DO THIS: Of the lines in the listing, how many include the string "color"? Write the number and nothing else.

Entries with figure data:
-- Begin --
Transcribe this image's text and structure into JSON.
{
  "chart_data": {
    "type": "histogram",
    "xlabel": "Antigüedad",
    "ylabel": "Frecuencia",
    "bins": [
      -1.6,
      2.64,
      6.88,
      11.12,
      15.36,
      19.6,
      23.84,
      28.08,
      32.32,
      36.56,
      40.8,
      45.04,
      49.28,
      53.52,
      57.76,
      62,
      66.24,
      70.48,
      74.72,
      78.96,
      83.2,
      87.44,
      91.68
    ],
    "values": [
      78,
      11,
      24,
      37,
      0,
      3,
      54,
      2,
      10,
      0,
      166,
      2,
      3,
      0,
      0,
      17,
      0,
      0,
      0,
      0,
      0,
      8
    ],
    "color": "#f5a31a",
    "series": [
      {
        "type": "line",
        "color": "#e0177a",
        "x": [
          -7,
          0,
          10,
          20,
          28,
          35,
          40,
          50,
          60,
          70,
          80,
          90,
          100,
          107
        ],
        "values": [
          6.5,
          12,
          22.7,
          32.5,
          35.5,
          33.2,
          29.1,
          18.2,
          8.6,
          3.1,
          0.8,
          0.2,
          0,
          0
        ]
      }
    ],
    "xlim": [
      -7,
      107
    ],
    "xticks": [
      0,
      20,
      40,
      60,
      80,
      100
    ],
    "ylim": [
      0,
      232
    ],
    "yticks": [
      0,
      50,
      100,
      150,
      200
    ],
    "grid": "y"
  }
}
-- End --
-- Begin --
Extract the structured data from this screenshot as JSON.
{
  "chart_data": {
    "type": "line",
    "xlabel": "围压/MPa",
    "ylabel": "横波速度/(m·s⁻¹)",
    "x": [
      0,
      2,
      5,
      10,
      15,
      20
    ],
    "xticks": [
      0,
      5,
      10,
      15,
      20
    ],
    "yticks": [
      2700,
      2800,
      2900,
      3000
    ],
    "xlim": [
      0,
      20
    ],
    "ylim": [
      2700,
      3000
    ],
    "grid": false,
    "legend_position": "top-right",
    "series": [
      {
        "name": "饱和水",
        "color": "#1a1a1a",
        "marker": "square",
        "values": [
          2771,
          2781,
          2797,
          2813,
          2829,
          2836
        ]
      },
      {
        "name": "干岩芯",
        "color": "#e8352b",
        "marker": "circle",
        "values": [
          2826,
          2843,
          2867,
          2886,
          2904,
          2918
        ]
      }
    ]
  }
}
-- End --
FINAL ANSWER: 4